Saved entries
══════════

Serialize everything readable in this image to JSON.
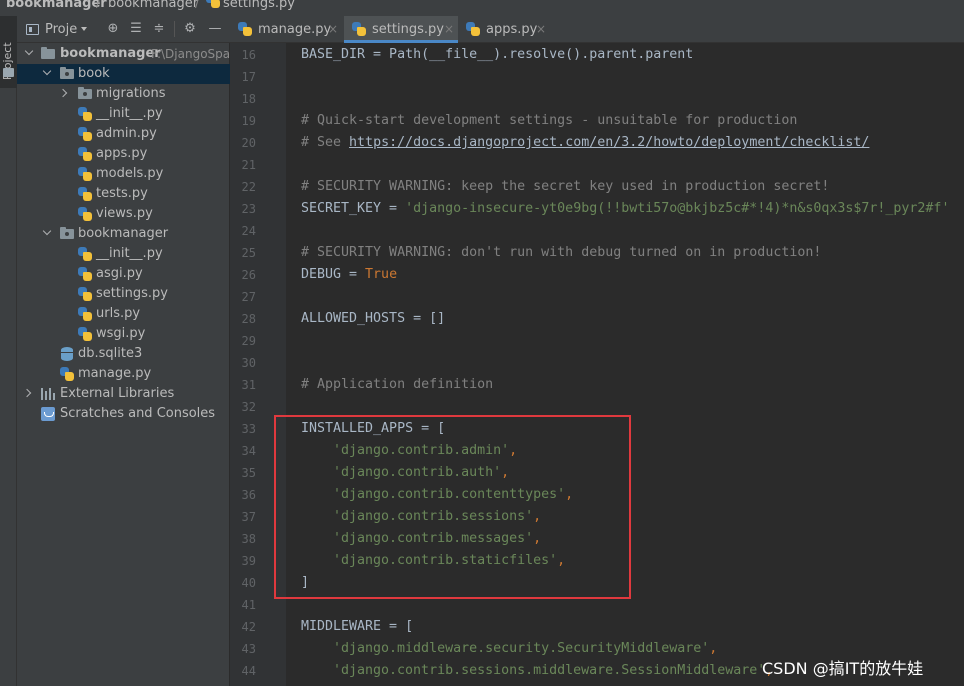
{
  "breadcrumb": {
    "items": [
      "bookmanager",
      "bookmanager",
      "settings.py"
    ],
    "separator": "/"
  },
  "tool_strip": {
    "project_label": "Project"
  },
  "project_panel": {
    "title": "Proje",
    "tree": [
      {
        "label": "bookmanager",
        "path": "F:\\DjangoSpa",
        "icon": "folder-icon",
        "expanded": true
      },
      {
        "label": "book",
        "icon": "folder-icon",
        "expanded": true,
        "selected": true
      },
      {
        "label": "migrations",
        "icon": "folder-icon",
        "expanded": false
      },
      {
        "label": "__init__.py",
        "icon": "python-file-icon"
      },
      {
        "label": "admin.py",
        "icon": "python-file-icon"
      },
      {
        "label": "apps.py",
        "icon": "python-file-icon"
      },
      {
        "label": "models.py",
        "icon": "python-file-icon"
      },
      {
        "label": "tests.py",
        "icon": "python-file-icon"
      },
      {
        "label": "views.py",
        "icon": "python-file-icon"
      },
      {
        "label": "bookmanager",
        "icon": "folder-icon",
        "expanded": true
      },
      {
        "label": "__init__.py",
        "icon": "python-file-icon"
      },
      {
        "label": "asgi.py",
        "icon": "python-file-icon"
      },
      {
        "label": "settings.py",
        "icon": "python-file-icon"
      },
      {
        "label": "urls.py",
        "icon": "python-file-icon"
      },
      {
        "label": "wsgi.py",
        "icon": "python-file-icon"
      },
      {
        "label": "db.sqlite3",
        "icon": "database-icon"
      },
      {
        "label": "manage.py",
        "icon": "python-file-icon"
      },
      {
        "label": "External Libraries",
        "icon": "library-icon",
        "expanded": false
      },
      {
        "label": "Scratches and Consoles",
        "icon": "scratch-icon"
      }
    ]
  },
  "tabs": [
    {
      "label": "manage.py",
      "active": false
    },
    {
      "label": "settings.py",
      "active": true
    },
    {
      "label": "apps.py",
      "active": false
    }
  ],
  "tab_close_glyph": "×",
  "line_numbers": [
    "16",
    "17",
    "18",
    "19",
    "20",
    "21",
    "22",
    "23",
    "24",
    "25",
    "26",
    "27",
    "28",
    "29",
    "30",
    "31",
    "32",
    "33",
    "34",
    "35",
    "36",
    "37",
    "38",
    "39",
    "40",
    "41",
    "42",
    "43",
    "44"
  ],
  "code": {
    "l16": "BASE_DIR = Path(__file__).resolve().parent.parent",
    "l19": "# Quick-start development settings - unsuitable for production",
    "l20_prefix": "# See ",
    "l20_url": "https://docs.djangoproject.com/en/3.2/howto/deployment/checklist/",
    "l22": "# SECURITY WARNING: keep the secret key used in production secret!",
    "l23_prefix": "SECRET_KEY = ",
    "l23_value": "'django-insecure-yt0e9bg(!!bwti57o@bkjbz5c#*!4)*n&s0qx3s$7r!_pyr2#f'",
    "l25": "# SECURITY WARNING: don't run with debug turned on in production!",
    "l26_prefix": "DEBUG = ",
    "l26_value": "True",
    "l28": "ALLOWED_HOSTS = []",
    "l31": "# Application definition",
    "l33": "INSTALLED_APPS = [",
    "apps": [
      "'django.contrib.admin'",
      "'django.contrib.auth'",
      "'django.contrib.contenttypes'",
      "'django.contrib.sessions'",
      "'django.contrib.messages'",
      "'django.contrib.staticfiles'"
    ],
    "l40": "]",
    "l42": "MIDDLEWARE = [",
    "middleware": [
      "'django.middleware.security.SecurityMiddleware'",
      "'django.contrib.sessions.middleware.SessionMiddleware'"
    ],
    "comma": ","
  },
  "watermark": "CSDN @搞IT的放牛娃",
  "colors": {
    "string": "#6a8759",
    "keyword": "#cc7832",
    "comment": "#808080",
    "highlight_box": "#e0393e"
  }
}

══════════

- TASK REQUIREMENTS: Copy every line that includes the string "sessions" from the material above.

- SOLUTION TO THIS TASK:
      "'django.contrib.sessions'",
      "'django.contrib.sessions.middleware.SessionMiddleware'"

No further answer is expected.